● **TO BE DONE**: In the data below, find the line containing "What data populates"; reproduce that line and all subsequent lines exactly, and nothing else.
-- BEGIN AVAILABLE RECORDS --
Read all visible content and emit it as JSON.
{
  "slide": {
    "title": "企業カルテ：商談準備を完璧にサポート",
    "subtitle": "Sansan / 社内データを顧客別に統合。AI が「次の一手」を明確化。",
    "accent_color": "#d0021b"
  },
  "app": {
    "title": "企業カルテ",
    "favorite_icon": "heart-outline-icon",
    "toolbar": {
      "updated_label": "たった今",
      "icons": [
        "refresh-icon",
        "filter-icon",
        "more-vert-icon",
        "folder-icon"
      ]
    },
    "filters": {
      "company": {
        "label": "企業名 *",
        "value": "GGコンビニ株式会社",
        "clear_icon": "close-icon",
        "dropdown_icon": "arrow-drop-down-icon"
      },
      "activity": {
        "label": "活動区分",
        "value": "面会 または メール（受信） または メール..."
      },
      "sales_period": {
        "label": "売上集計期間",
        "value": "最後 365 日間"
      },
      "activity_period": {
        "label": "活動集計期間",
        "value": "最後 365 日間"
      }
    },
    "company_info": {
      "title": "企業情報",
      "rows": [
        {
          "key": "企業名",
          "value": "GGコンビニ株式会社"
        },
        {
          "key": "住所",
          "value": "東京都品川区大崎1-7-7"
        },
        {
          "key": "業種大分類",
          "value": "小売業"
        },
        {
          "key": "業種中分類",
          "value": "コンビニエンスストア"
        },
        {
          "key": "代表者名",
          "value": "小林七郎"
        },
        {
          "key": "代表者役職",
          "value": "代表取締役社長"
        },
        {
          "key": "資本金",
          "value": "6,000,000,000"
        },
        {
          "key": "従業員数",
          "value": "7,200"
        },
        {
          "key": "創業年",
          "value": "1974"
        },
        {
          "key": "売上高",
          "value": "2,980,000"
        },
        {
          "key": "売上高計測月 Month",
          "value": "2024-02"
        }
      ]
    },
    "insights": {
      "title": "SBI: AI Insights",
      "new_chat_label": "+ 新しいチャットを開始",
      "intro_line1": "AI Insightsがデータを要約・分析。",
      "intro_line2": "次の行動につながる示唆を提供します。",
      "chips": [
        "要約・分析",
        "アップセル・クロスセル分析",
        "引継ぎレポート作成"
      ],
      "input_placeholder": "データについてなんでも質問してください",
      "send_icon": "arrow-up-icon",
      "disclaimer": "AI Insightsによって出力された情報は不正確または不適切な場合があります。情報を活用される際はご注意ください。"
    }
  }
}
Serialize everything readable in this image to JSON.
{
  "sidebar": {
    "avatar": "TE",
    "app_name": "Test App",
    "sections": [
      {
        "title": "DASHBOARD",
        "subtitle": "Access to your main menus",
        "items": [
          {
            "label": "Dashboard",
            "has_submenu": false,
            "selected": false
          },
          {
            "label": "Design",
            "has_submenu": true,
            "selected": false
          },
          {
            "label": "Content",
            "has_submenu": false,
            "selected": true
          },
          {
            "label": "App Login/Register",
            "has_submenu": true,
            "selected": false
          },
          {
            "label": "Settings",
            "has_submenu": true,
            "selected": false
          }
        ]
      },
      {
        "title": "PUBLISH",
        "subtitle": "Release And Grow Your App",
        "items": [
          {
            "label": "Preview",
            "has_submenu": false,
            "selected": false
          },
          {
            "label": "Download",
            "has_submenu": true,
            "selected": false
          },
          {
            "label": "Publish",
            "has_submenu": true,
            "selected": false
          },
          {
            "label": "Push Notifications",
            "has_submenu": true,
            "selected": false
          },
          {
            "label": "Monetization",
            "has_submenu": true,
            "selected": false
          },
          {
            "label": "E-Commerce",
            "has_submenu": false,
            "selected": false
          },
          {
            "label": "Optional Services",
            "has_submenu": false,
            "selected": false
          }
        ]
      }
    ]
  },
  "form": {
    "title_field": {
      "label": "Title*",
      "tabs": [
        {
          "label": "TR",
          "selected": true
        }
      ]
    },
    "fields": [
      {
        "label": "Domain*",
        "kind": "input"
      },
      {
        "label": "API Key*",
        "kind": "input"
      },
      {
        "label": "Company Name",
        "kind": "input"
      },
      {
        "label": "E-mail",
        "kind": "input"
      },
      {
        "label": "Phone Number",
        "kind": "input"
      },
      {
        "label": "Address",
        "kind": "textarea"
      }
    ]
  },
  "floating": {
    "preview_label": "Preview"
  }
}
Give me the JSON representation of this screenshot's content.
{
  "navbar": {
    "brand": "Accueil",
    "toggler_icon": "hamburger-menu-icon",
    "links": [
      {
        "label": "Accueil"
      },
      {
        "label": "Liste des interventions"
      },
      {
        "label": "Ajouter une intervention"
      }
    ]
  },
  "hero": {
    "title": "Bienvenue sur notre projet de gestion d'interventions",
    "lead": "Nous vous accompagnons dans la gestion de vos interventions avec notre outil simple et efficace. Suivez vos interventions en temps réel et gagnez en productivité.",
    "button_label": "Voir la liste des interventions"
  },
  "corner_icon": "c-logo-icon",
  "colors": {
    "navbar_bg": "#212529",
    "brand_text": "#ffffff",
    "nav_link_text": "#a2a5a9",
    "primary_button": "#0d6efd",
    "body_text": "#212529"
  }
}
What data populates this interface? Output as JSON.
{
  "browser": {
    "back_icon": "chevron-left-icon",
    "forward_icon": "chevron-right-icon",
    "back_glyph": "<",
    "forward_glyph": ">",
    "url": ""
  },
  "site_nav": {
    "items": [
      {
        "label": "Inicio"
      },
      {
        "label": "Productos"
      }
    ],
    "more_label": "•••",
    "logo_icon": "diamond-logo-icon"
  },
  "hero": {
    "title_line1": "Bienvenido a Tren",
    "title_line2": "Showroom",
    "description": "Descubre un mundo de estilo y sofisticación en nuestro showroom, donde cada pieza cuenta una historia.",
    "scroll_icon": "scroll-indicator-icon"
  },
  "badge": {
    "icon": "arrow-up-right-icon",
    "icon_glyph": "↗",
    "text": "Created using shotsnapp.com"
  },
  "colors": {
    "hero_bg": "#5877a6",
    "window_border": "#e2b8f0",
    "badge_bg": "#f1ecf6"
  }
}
-- END AVAILABLE RECORDS --
● **ANSWER BELOW**:
What data populates this interface? Output as JSON.
{
  "browser": {
    "back_icon": "chevron-left-icon",
    "forward_icon": "chevron-right-icon",
    "back_glyph": "<",
    "forward_glyph": ">",
    "url": ""
  },
  "site_nav": {
    "items": [
      {
        "label": "Inicio"
      },
      {
        "label": "Productos"
      }
    ],
    "more_label": "•••",
    "logo_icon": "diamond-logo-icon"
  },
  "hero": {
    "title_line1": "Bienvenido a Tren",
    "title_line2": "Showroom",
    "description": "Descubre un mundo de estilo y sofisticación en nuestro showroom, donde cada pieza cuenta una historia.",
    "scroll_icon": "scroll-indicator-icon"
  },
  "badge": {
    "icon": "arrow-up-right-icon",
    "icon_glyph": "↗",
    "text": "Created using shotsnapp.com"
  },
  "colors": {
    "hero_bg": "#5877a6",
    "window_border": "#e2b8f0",
    "badge_bg": "#f1ecf6"
  }
}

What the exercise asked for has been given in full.